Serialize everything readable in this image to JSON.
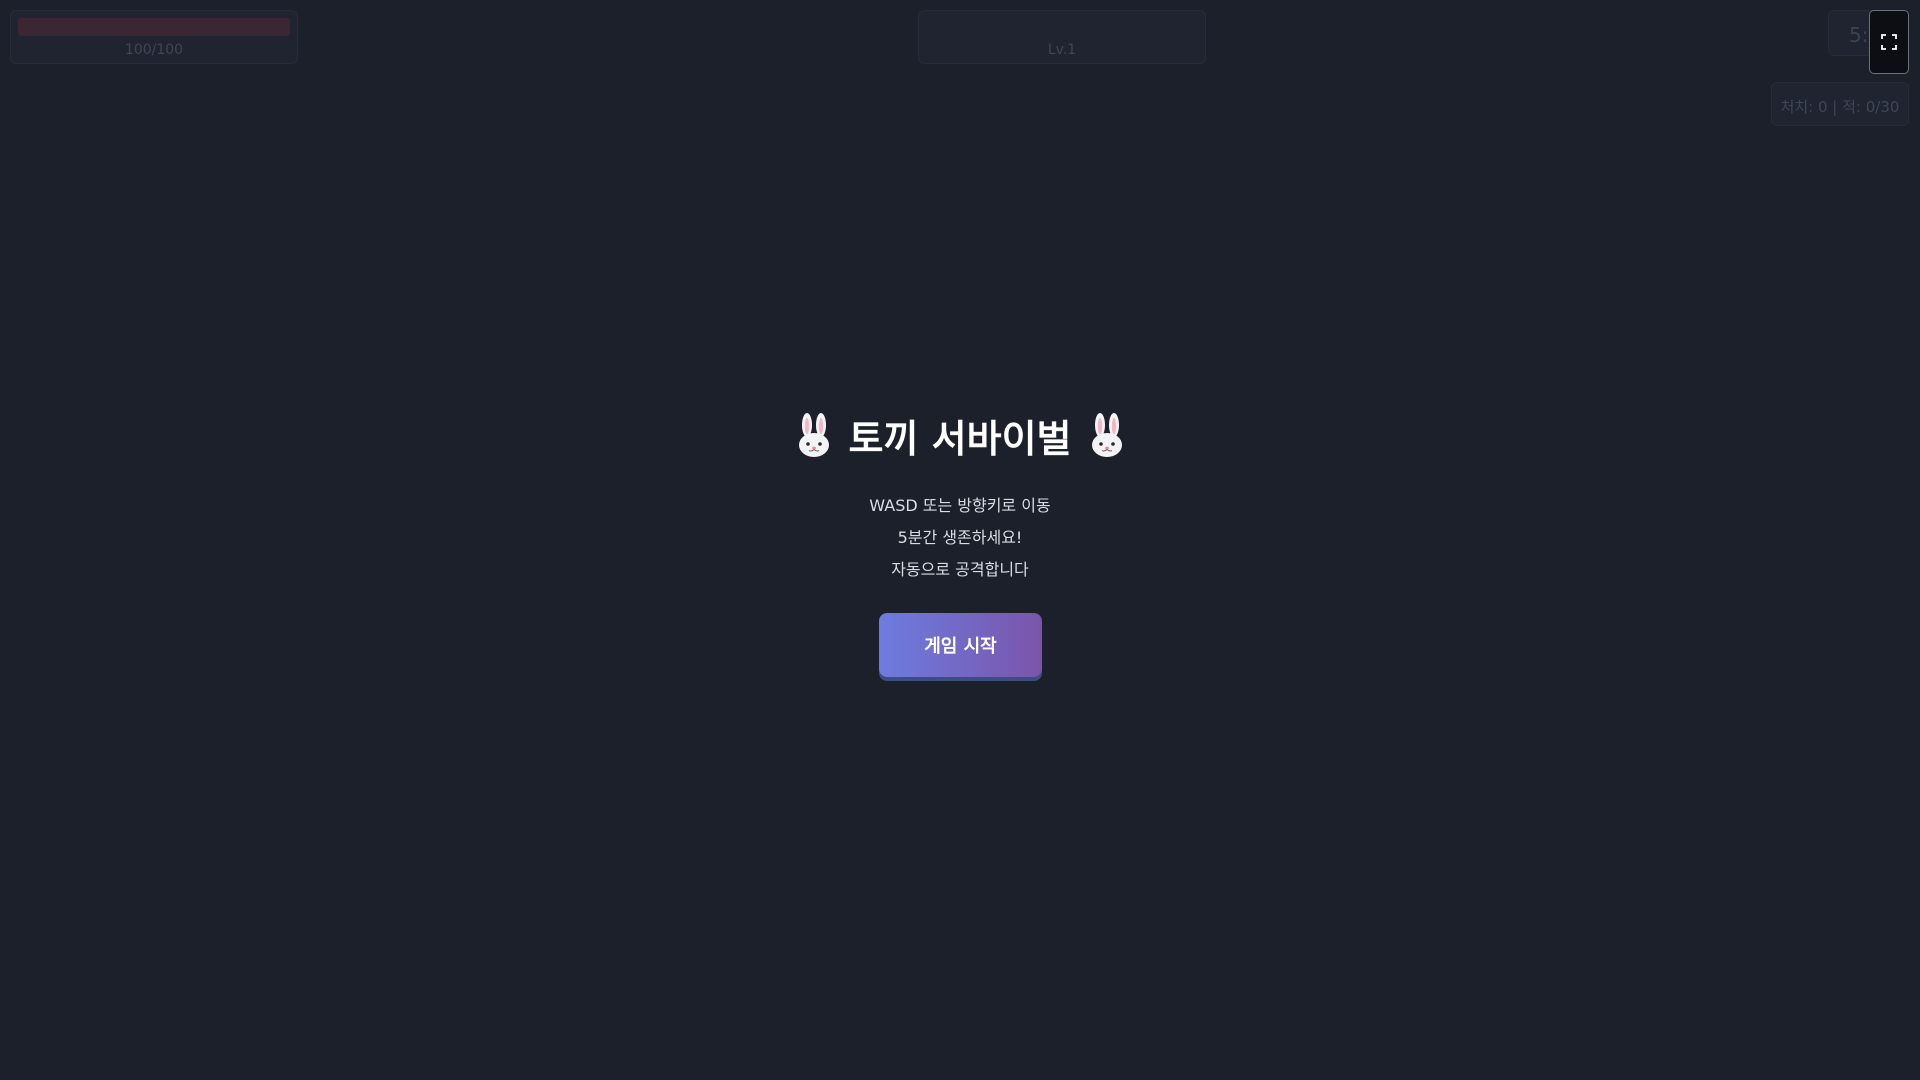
{
  "hud": {
    "hp": {
      "current": 100,
      "max": 100,
      "text": "100/100",
      "fill_fraction": 1.0
    },
    "level": {
      "text": "Lv.1"
    },
    "timer": {
      "text": "5:"
    },
    "kills": {
      "text": "처치: 0 | 적: 0/30"
    }
  },
  "fullscreen": {
    "icon": "fullscreen-icon"
  },
  "overlay": {
    "title": "토끼 서바이벌",
    "title_icon": "rabbit-icon",
    "instructions": [
      "WASD 또는 방향키로 이동",
      "5분간 생존하세요!",
      "자동으로 공격합니다"
    ],
    "start_button": "게임 시작"
  },
  "colors": {
    "background": "#1b202b",
    "button_gradient_start": "#6d7ce0",
    "button_gradient_end": "#7a55aa",
    "title": "#ffffff",
    "instruction_text": "#d9dce3"
  }
}
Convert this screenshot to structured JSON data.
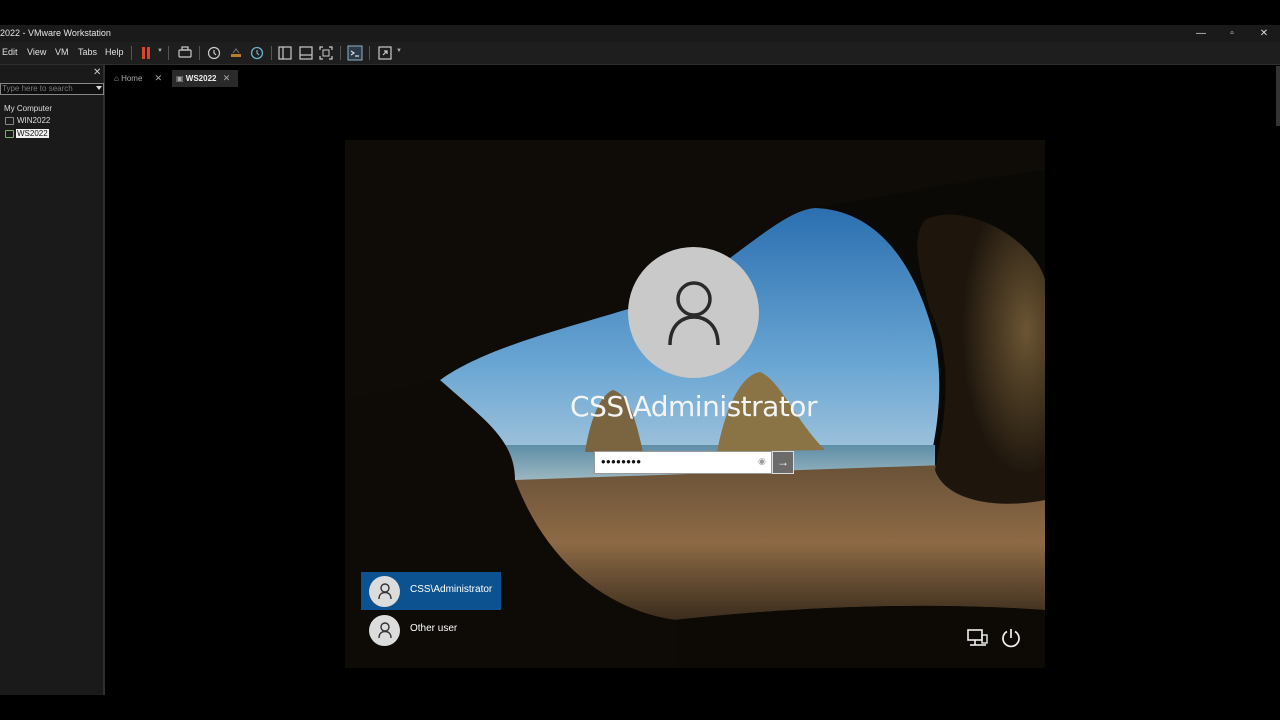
{
  "window": {
    "title": "2022 - VMware Workstation",
    "minimize": "—",
    "restore": "▫",
    "close": "✕"
  },
  "menu": {
    "edit": "Edit",
    "view": "View",
    "vm": "VM",
    "tabs": "Tabs",
    "help": "Help"
  },
  "library": {
    "close": "✕",
    "search_placeholder": "Type here to search",
    "root": "My Computer",
    "items": [
      {
        "label": "WIN2022"
      },
      {
        "label": "WS2022"
      }
    ]
  },
  "tabs": [
    {
      "label": "Home"
    },
    {
      "label": "WS2022"
    }
  ],
  "tab_close": "✕",
  "login": {
    "username": "CSS\\Administrator",
    "password_mask": "••••••••",
    "users": [
      {
        "label": "CSS\\Administrator"
      },
      {
        "label": "Other user"
      }
    ]
  },
  "colors": {
    "selected_user": "#0c5291",
    "pause": "#d9452b"
  }
}
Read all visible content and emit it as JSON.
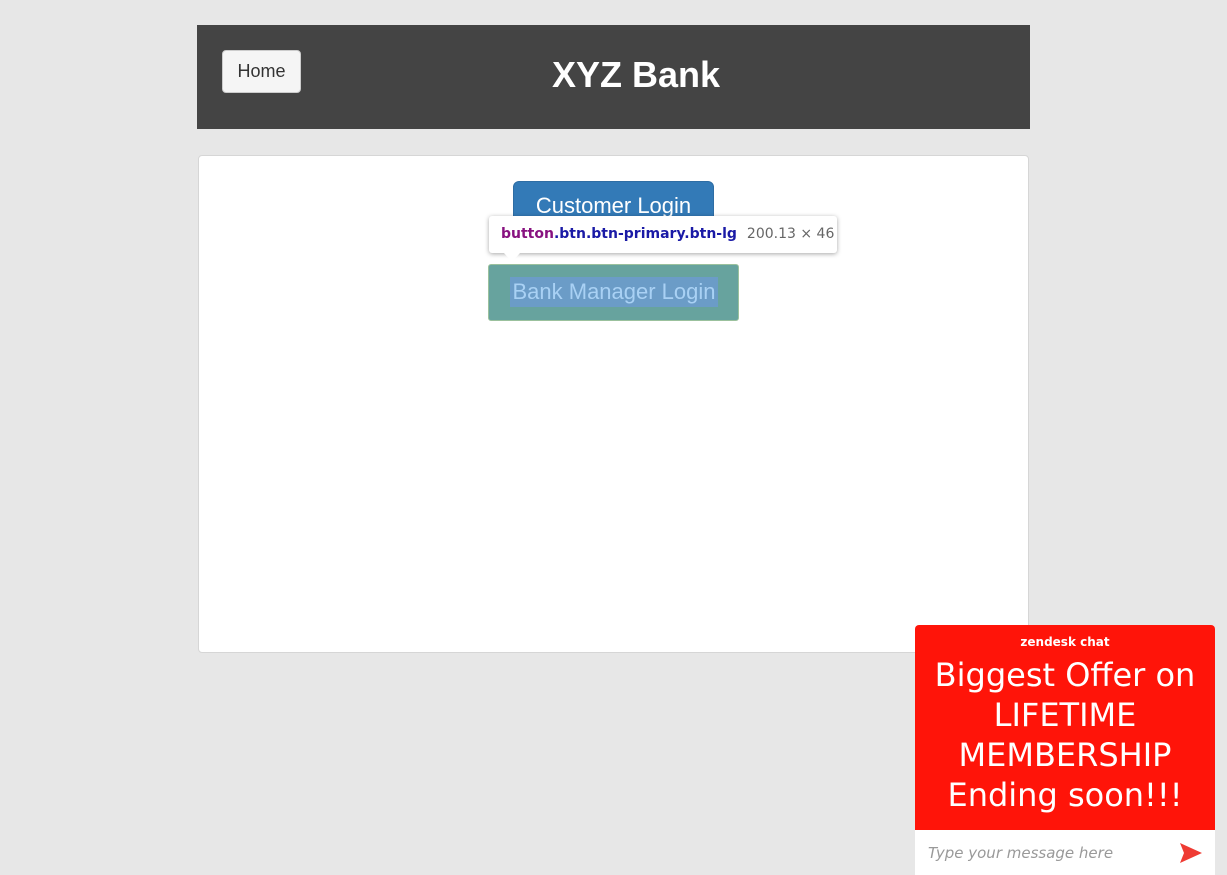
{
  "header": {
    "home_label": "Home",
    "title": "XYZ Bank"
  },
  "login": {
    "customer_label": "Customer Login",
    "manager_label": "Bank Manager Login"
  },
  "inspector_tooltip": {
    "tag": "button",
    "classes": ".btn.btn-primary.btn-lg",
    "size": "200.13 × 46"
  },
  "chat": {
    "brand": "zendesk chat",
    "offer": "Biggest Offer on LIFETIME MEMBERSHIP Ending soon!!!",
    "input_placeholder": "Type your message here",
    "send_icon": "send-icon"
  },
  "colors": {
    "header_bg": "#444444",
    "primary": "#337ab7",
    "chat_red": "#ff1409",
    "send_icon": "#ef3b33"
  }
}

# # # # #

• _EXERCISE GOAL_
Write out all the entries exactly, except for the pictures.

• _REPLY TO THE TASK_
Serialize everything readable in this image to JSON.
{
  "hud": {
    "hp": {
      "current": 100,
      "max": 100,
      "text": "100/100",
      "fill_fraction": 1.0
    },
    "level": {
      "text": "Lv.1"
    },
    "timer": {
      "text": "5:"
    },
    "kills": {
      "text": "처치: 0 | 적: 0/30"
    }
  },
  "fullscreen": {
    "icon": "fullscreen-icon"
  },
  "overlay": {
    "title": "토끼 서바이벌",
    "title_icon": "rabbit-icon",
    "instructions": [
      "WASD 또는 방향키로 이동",
      "5분간 생존하세요!",
      "자동으로 공격합니다"
    ],
    "start_button": "게임 시작"
  },
  "colors": {
    "background": "#1b202b",
    "button_gradient_start": "#6d7ce0",
    "button_gradient_end": "#7a55aa",
    "title": "#ffffff",
    "instruction_text": "#d9dce3"
  }
}
Convert this screenshot to structured JSON data.
{
  "window": {
    "title": "2022 - VMware Workstation",
    "minimize": "—",
    "restore": "▫",
    "close": "✕"
  },
  "menu": {
    "edit": "Edit",
    "view": "View",
    "vm": "VM",
    "tabs": "Tabs",
    "help": "Help"
  },
  "library": {
    "close": "✕",
    "search_placeholder": "Type here to search",
    "root": "My Computer",
    "items": [
      {
        "label": "WIN2022"
      },
      {
        "label": "WS2022"
      }
    ]
  },
  "tabs": [
    {
      "label": "Home"
    },
    {
      "label": "WS2022"
    }
  ],
  "tab_close": "✕",
  "login": {
    "username": "CSS\\Administrator",
    "password_mask": "••••••••",
    "users": [
      {
        "label": "CSS\\Administrator"
      },
      {
        "label": "Other user"
      }
    ]
  },
  "colors": {
    "selected_user": "#0c5291",
    "pause": "#d9452b"
  }
}
Read all visible content and emit it as JSON.
{
  "header": {
    "home_label": "Home",
    "title": "XYZ Bank"
  },
  "login": {
    "customer_label": "Customer Login",
    "manager_label": "Bank Manager Login"
  },
  "inspector_tooltip": {
    "tag": "button",
    "classes": ".btn.btn-primary.btn-lg",
    "size": "200.13 × 46"
  },
  "chat": {
    "brand": "zendesk chat",
    "offer": "Biggest Offer on LIFETIME MEMBERSHIP Ending soon!!!",
    "input_placeholder": "Type your message here",
    "send_icon": "send-icon"
  },
  "colors": {
    "header_bg": "#444444",
    "primary": "#337ab7",
    "chat_red": "#ff1409",
    "send_icon": "#ef3b33"
  }
}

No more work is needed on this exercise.